[START DATA SUPPLIED]

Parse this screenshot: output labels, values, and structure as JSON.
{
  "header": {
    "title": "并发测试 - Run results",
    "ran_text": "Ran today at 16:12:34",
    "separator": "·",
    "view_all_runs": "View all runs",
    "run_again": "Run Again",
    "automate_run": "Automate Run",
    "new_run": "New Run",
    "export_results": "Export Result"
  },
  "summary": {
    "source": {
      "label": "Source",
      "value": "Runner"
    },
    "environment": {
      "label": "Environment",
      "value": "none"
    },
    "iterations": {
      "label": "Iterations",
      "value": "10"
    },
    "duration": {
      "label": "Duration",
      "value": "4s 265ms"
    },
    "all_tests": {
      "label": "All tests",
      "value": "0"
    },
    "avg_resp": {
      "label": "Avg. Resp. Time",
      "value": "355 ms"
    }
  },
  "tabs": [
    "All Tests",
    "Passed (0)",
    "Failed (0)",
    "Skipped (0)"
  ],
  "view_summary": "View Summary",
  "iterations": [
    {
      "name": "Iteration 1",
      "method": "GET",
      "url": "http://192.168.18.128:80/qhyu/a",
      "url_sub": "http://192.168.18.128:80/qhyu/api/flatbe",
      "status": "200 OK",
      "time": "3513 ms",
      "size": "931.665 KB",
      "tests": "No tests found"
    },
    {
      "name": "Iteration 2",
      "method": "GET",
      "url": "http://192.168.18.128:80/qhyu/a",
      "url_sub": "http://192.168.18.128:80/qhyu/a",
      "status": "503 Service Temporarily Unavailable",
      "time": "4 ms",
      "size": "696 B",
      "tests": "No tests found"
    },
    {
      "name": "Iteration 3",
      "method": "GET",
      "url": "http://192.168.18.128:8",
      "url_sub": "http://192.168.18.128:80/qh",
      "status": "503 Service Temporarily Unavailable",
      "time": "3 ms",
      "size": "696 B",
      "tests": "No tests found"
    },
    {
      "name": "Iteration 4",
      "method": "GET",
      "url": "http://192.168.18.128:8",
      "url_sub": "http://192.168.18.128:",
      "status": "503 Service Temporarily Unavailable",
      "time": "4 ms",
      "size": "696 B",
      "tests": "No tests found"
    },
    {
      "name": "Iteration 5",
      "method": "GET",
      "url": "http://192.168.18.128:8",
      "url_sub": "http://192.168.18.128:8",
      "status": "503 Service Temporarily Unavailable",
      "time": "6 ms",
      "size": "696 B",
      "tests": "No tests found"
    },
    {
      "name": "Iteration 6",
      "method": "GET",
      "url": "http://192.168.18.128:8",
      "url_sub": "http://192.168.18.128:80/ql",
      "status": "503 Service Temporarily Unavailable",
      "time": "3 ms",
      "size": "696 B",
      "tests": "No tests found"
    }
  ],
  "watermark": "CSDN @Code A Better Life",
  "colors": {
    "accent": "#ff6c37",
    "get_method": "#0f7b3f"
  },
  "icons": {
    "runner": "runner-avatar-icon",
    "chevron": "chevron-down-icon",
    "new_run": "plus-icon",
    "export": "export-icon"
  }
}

[END DATA SUPPLIED]

Write out every line of the material again, exactly as it reads.

Parse this screenshot: output labels, values, and structure as JSON.
{
  "header": {
    "title": "并发测试 - Run results",
    "ran_text": "Ran today at 16:12:34",
    "separator": "·",
    "view_all_runs": "View all runs",
    "run_again": "Run Again",
    "automate_run": "Automate Run",
    "new_run": "New Run",
    "export_results": "Export Result"
  },
  "summary": {
    "source": {
      "label": "Source",
      "value": "Runner"
    },
    "environment": {
      "label": "Environment",
      "value": "none"
    },
    "iterations": {
      "label": "Iterations",
      "value": "10"
    },
    "duration": {
      "label": "Duration",
      "value": "4s 265ms"
    },
    "all_tests": {
      "label": "All tests",
      "value": "0"
    },
    "avg_resp": {
      "label": "Avg. Resp. Time",
      "value": "355 ms"
    }
  },
  "tabs": [
    "All Tests",
    "Passed (0)",
    "Failed (0)",
    "Skipped (0)"
  ],
  "view_summary": "View Summary",
  "iterations": [
    {
      "name": "Iteration 1",
      "method": "GET",
      "url": "http://192.168.18.128:80/qhyu/a",
      "url_sub": "http://192.168.18.128:80/qhyu/api/flatbe",
      "status": "200 OK",
      "time": "3513 ms",
      "size": "931.665 KB",
      "tests": "No tests found"
    },
    {
      "name": "Iteration 2",
      "method": "GET",
      "url": "http://192.168.18.128:80/qhyu/a",
      "url_sub": "http://192.168.18.128:80/qhyu/a",
      "status": "503 Service Temporarily Unavailable",
      "time": "4 ms",
      "size": "696 B",
      "tests": "No tests found"
    },
    {
      "name": "Iteration 3",
      "method": "GET",
      "url": "http://192.168.18.128:8",
      "url_sub": "http://192.168.18.128:80/qh",
      "status": "503 Service Temporarily Unavailable",
      "time": "3 ms",
      "size": "696 B",
      "tests": "No tests found"
    },
    {
      "name": "Iteration 4",
      "method": "GET",
      "url": "http://192.168.18.128:8",
      "url_sub": "http://192.168.18.128:",
      "status": "503 Service Temporarily Unavailable",
      "time": "4 ms",
      "size": "696 B",
      "tests": "No tests found"
    },
    {
      "name": "Iteration 5",
      "method": "GET",
      "url": "http://192.168.18.128:8",
      "url_sub": "http://192.168.18.128:8",
      "status": "503 Service Temporarily Unavailable",
      "time": "6 ms",
      "size": "696 B",
      "tests": "No tests found"
    },
    {
      "name": "Iteration 6",
      "method": "GET",
      "url": "http://192.168.18.128:8",
      "url_sub": "http://192.168.18.128:80/ql",
      "status": "503 Service Temporarily Unavailable",
      "time": "3 ms",
      "size": "696 B",
      "tests": "No tests found"
    }
  ],
  "watermark": "CSDN @Code A Better Life",
  "colors": {
    "accent": "#ff6c37",
    "get_method": "#0f7b3f"
  },
  "icons": {
    "runner": "runner-avatar-icon",
    "chevron": "chevron-down-icon",
    "new_run": "plus-icon",
    "export": "export-icon"
  }
}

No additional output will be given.